* Set task: Tally the lines containing the word "Nearest" and give the total alone.

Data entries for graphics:
————
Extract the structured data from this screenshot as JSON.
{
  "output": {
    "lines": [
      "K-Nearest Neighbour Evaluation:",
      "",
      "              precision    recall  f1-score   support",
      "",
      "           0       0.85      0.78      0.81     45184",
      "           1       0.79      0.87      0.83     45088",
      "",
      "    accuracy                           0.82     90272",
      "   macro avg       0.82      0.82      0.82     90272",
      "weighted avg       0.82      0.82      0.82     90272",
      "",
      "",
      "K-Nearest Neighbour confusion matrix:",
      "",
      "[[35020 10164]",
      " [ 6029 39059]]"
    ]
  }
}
————
* Correct output: 2